[Stored records]
────────────────────

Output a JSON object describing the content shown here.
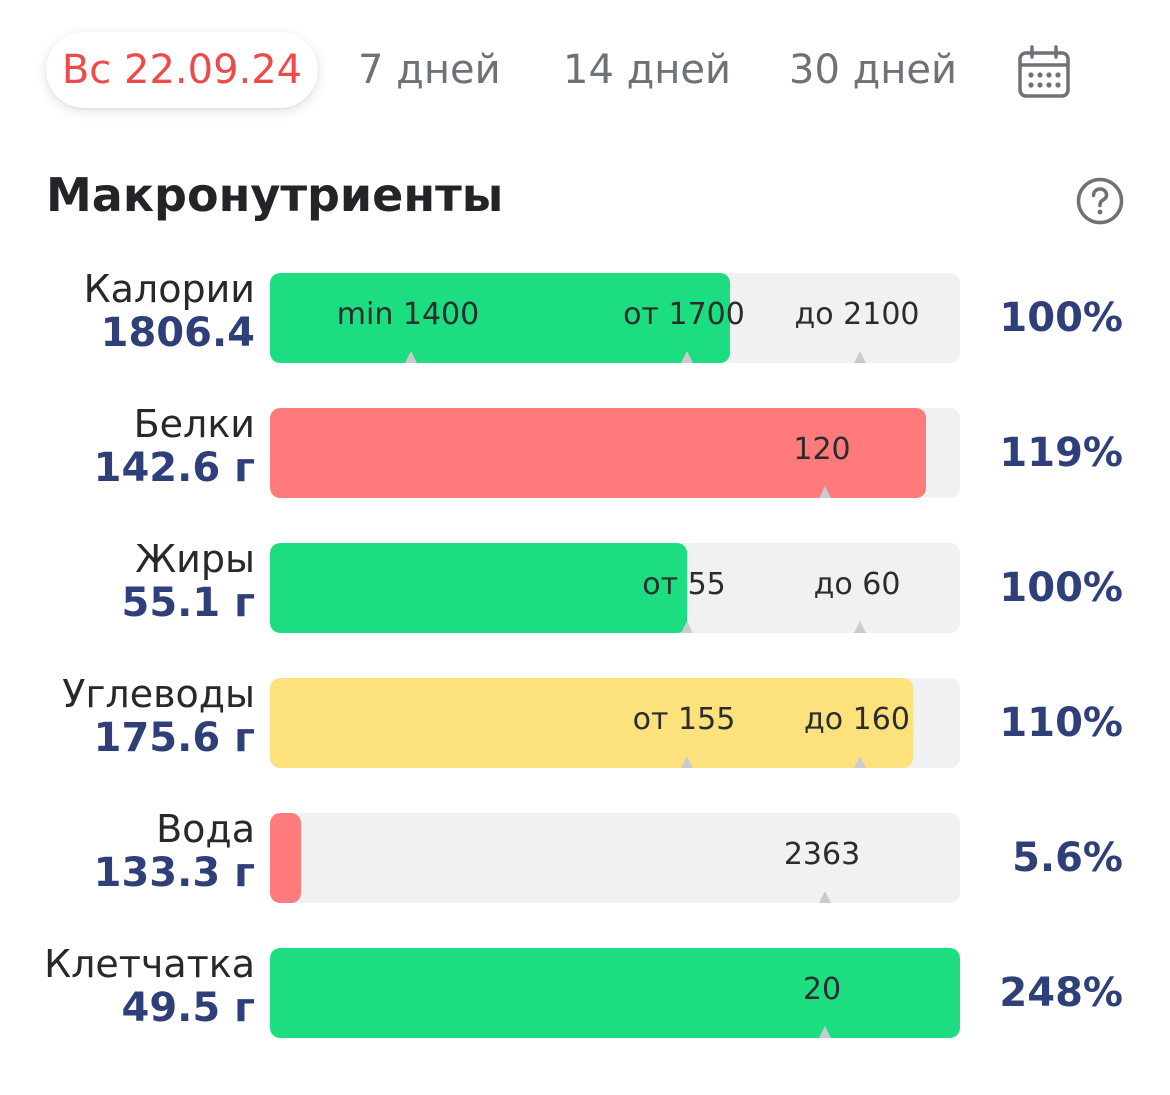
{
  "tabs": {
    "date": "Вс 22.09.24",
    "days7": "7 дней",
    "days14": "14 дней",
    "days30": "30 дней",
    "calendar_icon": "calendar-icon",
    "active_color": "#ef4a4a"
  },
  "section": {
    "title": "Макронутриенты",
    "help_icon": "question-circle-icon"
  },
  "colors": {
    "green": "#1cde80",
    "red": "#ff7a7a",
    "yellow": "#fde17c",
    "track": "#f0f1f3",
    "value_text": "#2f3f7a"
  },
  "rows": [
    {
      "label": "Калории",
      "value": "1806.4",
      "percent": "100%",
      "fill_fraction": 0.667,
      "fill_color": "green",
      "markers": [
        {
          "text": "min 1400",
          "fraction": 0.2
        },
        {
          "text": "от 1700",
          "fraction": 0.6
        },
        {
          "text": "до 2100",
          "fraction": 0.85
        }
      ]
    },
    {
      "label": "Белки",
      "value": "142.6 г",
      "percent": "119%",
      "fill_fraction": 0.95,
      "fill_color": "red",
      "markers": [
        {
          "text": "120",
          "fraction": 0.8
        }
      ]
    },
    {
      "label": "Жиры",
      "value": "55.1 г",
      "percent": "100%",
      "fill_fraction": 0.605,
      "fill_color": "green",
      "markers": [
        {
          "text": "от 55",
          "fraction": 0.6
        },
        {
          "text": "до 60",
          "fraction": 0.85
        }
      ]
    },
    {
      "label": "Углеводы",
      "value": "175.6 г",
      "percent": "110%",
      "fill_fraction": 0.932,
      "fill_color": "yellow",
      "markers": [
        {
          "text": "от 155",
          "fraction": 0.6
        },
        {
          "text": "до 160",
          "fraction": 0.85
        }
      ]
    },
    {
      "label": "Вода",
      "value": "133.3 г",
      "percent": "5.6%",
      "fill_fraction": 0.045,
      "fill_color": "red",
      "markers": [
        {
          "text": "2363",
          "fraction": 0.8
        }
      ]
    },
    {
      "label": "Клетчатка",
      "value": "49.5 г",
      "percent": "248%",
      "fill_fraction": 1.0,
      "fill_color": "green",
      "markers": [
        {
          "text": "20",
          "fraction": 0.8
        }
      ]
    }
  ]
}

────────────────────

Repeat each entry exactly as given; no pictures belong in the copy.

> Response to this exercise
Output a JSON object describing the content shown here.
{
  "tabs": {
    "date": "Вс 22.09.24",
    "days7": "7 дней",
    "days14": "14 дней",
    "days30": "30 дней",
    "calendar_icon": "calendar-icon",
    "active_color": "#ef4a4a"
  },
  "section": {
    "title": "Макронутриенты",
    "help_icon": "question-circle-icon"
  },
  "colors": {
    "green": "#1cde80",
    "red": "#ff7a7a",
    "yellow": "#fde17c",
    "track": "#f0f1f3",
    "value_text": "#2f3f7a"
  },
  "rows": [
    {
      "label": "Калории",
      "value": "1806.4",
      "percent": "100%",
      "fill_fraction": 0.667,
      "fill_color": "green",
      "markers": [
        {
          "text": "min 1400",
          "fraction": 0.2
        },
        {
          "text": "от 1700",
          "fraction": 0.6
        },
        {
          "text": "до 2100",
          "fraction": 0.85
        }
      ]
    },
    {
      "label": "Белки",
      "value": "142.6 г",
      "percent": "119%",
      "fill_fraction": 0.95,
      "fill_color": "red",
      "markers": [
        {
          "text": "120",
          "fraction": 0.8
        }
      ]
    },
    {
      "label": "Жиры",
      "value": "55.1 г",
      "percent": "100%",
      "fill_fraction": 0.605,
      "fill_color": "green",
      "markers": [
        {
          "text": "от 55",
          "fraction": 0.6
        },
        {
          "text": "до 60",
          "fraction": 0.85
        }
      ]
    },
    {
      "label": "Углеводы",
      "value": "175.6 г",
      "percent": "110%",
      "fill_fraction": 0.932,
      "fill_color": "yellow",
      "markers": [
        {
          "text": "от 155",
          "fraction": 0.6
        },
        {
          "text": "до 160",
          "fraction": 0.85
        }
      ]
    },
    {
      "label": "Вода",
      "value": "133.3 г",
      "percent": "5.6%",
      "fill_fraction": 0.045,
      "fill_color": "red",
      "markers": [
        {
          "text": "2363",
          "fraction": 0.8
        }
      ]
    },
    {
      "label": "Клетчатка",
      "value": "49.5 г",
      "percent": "248%",
      "fill_fraction": 1.0,
      "fill_color": "green",
      "markers": [
        {
          "text": "20",
          "fraction": 0.8
        }
      ]
    }
  ]
}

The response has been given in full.